_Requirement_: Write down every entry below once more, exactly.

Begin

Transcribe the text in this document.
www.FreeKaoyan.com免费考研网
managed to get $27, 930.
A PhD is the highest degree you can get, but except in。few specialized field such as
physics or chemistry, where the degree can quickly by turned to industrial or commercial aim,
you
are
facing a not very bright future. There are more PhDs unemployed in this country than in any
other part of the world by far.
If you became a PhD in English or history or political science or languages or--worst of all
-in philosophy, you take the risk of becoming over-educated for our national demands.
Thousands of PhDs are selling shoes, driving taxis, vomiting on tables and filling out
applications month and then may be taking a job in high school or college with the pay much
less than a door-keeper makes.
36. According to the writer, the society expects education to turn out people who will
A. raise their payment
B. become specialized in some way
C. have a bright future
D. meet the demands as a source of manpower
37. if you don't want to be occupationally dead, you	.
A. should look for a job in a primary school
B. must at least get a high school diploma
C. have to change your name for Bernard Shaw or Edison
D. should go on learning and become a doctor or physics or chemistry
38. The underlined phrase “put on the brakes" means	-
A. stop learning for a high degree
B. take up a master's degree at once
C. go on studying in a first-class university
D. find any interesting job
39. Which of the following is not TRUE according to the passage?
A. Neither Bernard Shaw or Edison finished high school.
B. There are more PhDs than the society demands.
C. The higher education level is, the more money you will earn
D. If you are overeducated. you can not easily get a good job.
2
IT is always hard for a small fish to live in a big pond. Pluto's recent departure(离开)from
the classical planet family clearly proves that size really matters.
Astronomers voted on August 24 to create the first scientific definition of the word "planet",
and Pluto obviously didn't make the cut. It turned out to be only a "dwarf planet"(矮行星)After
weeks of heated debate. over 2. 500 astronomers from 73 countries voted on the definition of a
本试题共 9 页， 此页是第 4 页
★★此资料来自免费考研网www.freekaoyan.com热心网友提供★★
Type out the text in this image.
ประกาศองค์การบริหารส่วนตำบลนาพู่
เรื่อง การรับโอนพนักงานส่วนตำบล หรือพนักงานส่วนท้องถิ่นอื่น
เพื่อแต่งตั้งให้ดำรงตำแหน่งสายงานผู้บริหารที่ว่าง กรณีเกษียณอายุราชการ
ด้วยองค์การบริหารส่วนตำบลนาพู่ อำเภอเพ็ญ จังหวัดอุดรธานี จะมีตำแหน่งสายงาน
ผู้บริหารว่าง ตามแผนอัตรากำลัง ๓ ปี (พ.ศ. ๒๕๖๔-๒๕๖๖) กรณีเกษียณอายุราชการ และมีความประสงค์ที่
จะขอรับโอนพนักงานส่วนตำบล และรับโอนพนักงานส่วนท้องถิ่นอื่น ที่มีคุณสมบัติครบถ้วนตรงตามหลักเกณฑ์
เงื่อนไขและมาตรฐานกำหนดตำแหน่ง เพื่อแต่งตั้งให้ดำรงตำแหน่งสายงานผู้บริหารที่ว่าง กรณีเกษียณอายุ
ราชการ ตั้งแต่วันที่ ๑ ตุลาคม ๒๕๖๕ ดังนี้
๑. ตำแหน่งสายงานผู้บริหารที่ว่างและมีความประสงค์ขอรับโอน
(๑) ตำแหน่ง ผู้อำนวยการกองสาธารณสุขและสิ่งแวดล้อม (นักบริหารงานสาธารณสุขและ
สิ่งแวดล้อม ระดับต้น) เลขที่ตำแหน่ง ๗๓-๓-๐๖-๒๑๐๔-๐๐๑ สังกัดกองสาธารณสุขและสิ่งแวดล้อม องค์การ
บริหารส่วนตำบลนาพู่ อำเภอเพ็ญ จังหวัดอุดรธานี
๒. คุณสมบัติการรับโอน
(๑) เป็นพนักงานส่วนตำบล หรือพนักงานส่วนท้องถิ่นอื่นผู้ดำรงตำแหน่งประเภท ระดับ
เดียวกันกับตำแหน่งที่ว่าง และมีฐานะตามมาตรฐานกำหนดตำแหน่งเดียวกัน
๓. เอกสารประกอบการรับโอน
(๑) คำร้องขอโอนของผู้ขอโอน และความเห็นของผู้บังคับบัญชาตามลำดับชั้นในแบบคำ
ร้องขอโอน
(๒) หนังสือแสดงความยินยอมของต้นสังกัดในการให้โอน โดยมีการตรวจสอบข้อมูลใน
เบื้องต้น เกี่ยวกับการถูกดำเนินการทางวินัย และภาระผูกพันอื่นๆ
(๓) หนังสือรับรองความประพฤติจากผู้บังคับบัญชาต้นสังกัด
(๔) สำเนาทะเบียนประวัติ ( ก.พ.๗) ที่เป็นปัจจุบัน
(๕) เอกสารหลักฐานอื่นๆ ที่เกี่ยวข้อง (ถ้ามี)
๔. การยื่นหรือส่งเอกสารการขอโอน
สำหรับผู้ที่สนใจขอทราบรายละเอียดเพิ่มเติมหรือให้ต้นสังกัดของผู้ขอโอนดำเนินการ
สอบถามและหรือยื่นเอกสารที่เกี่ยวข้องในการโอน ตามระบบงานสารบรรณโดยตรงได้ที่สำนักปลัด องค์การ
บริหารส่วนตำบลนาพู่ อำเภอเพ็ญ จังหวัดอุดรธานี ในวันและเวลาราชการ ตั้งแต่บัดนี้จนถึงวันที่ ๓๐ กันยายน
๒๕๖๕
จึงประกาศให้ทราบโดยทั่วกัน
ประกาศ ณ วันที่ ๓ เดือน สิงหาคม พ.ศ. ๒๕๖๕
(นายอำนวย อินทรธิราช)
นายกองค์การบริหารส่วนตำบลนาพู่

End

_Expected answer_:
Transcribe the text in this document.
www.FreeKaoyan.com免费考研网
managed to get $27, 930.
A PhD is the highest degree you can get, but except in。few specialized field such as
physics or chemistry, where the degree can quickly by turned to industrial or commercial aim,
you
are
facing a not very bright future. There are more PhDs unemployed in this country than in any
other part of the world by far.
If you became a PhD in English or history or political science or languages or--worst of all
-in philosophy, you take the risk of becoming over-educated for our national demands.
Thousands of PhDs are selling shoes, driving taxis, vomiting on tables and filling out
applications month and then may be taking a job in high school or college with the pay much
less than a door-keeper makes.
36. According to the writer, the society expects education to turn out people who will
A. raise their payment
B. become specialized in some way
C. have a bright future
D. meet the demands as a source of manpower
37. if you don't want to be occupationally dead, you	.
A. should look for a job in a primary school
B. must at least get a high school diploma
C. have to change your name for Bernard Shaw or Edison
D. should go on learning and become a doctor or physics or chemistry
38. The underlined phrase “put on the brakes" means	-
A. stop learning for a high degree
B. take up a master's degree at once
C. go on studying in a first-class university
D. find any interesting job
39. Which of the following is not TRUE according to the passage?
A. Neither Bernard Shaw or Edison finished high school.
B. There are more PhDs than the society demands.
C. The higher education level is, the more money you will earn
D. If you are overeducated. you can not easily get a good job.
2
IT is always hard for a small fish to live in a big pond. Pluto's recent departure(离开)from
the classical planet family clearly proves that size really matters.
Astronomers voted on August 24 to create the first scientific definition of the word "planet",
and Pluto obviously didn't make the cut. It turned out to be only a "dwarf planet"(矮行星)After
weeks of heated debate. over 2. 500 astronomers from 73 countries voted on the definition of a
本试题共 9 页， 此页是第 4 页
★★此资料来自免费考研网www.freekaoyan.com热心网友提供★★
Type out the text in this image.
ประกาศองค์การบริหารส่วนตำบลนาพู่
เรื่อง การรับโอนพนักงานส่วนตำบล หรือพนักงานส่วนท้องถิ่นอื่น
เพื่อแต่งตั้งให้ดำรงตำแหน่งสายงานผู้บริหารที่ว่าง กรณีเกษียณอายุราชการ
ด้วยองค์การบริหารส่วนตำบลนาพู่ อำเภอเพ็ญ จังหวัดอุดรธานี จะมีตำแหน่งสายงาน
ผู้บริหารว่าง ตามแผนอัตรากำลัง ๓ ปี (พ.ศ. ๒๕๖๔-๒๕๖๖) กรณีเกษียณอายุราชการ และมีความประสงค์ที่
จะขอรับโอนพนักงานส่วนตำบล และรับโอนพนักงานส่วนท้องถิ่นอื่น ที่มีคุณสมบัติครบถ้วนตรงตามหลักเกณฑ์
เงื่อนไขและมาตรฐานกำหนดตำแหน่ง เพื่อแต่งตั้งให้ดำรงตำแหน่งสายงานผู้บริหารที่ว่าง กรณีเกษียณอายุ
ราชการ ตั้งแต่วันที่ ๑ ตุลาคม ๒๕๖๕ ดังนี้
๑. ตำแหน่งสายงานผู้บริหารที่ว่างและมีความประสงค์ขอรับโอน
(๑) ตำแหน่ง ผู้อำนวยการกองสาธารณสุขและสิ่งแวดล้อม (นักบริหารงานสาธารณสุขและ
สิ่งแวดล้อม ระดับต้น) เลขที่ตำแหน่ง ๗๓-๓-๐๖-๒๑๐๔-๐๐๑ สังกัดกองสาธารณสุขและสิ่งแวดล้อม องค์การ
บริหารส่วนตำบลนาพู่ อำเภอเพ็ญ จังหวัดอุดรธานี
๒. คุณสมบัติการรับโอน
(๑) เป็นพนักงานส่วนตำบล หรือพนักงานส่วนท้องถิ่นอื่นผู้ดำรงตำแหน่งประเภท ระดับ
เดียวกันกับตำแหน่งที่ว่าง และมีฐานะตามมาตรฐานกำหนดตำแหน่งเดียวกัน
๓. เอกสารประกอบการรับโอน
(๑) คำร้องขอโอนของผู้ขอโอน และความเห็นของผู้บังคับบัญชาตามลำดับชั้นในแบบคำ
ร้องขอโอน
(๒) หนังสือแสดงความยินยอมของต้นสังกัดในการให้โอน โดยมีการตรวจสอบข้อมูลใน
เบื้องต้น เกี่ยวกับการถูกดำเนินการทางวินัย และภาระผูกพันอื่นๆ
(๓) หนังสือรับรองความประพฤติจากผู้บังคับบัญชาต้นสังกัด
(๔) สำเนาทะเบียนประวัติ ( ก.พ.๗) ที่เป็นปัจจุบัน
(๕) เอกสารหลักฐานอื่นๆ ที่เกี่ยวข้อง (ถ้ามี)
๔. การยื่นหรือส่งเอกสารการขอโอน
สำหรับผู้ที่สนใจขอทราบรายละเอียดเพิ่มเติมหรือให้ต้นสังกัดของผู้ขอโอนดำเนินการ
สอบถามและหรือยื่นเอกสารที่เกี่ยวข้องในการโอน ตามระบบงานสารบรรณโดยตรงได้ที่สำนักปลัด องค์การ
บริหารส่วนตำบลนาพู่ อำเภอเพ็ญ จังหวัดอุดรธานี ในวันและเวลาราชการ ตั้งแต่บัดนี้จนถึงวันที่ ๓๐ กันยายน
๒๕๖๕
จึงประกาศให้ทราบโดยทั่วกัน
ประกาศ ณ วันที่ ๓ เดือน สิงหาคม พ.ศ. ๒๕๖๕
(นายอำนวย อินทรธิราช)
นายกองค์การบริหารส่วนตำบลนาพู่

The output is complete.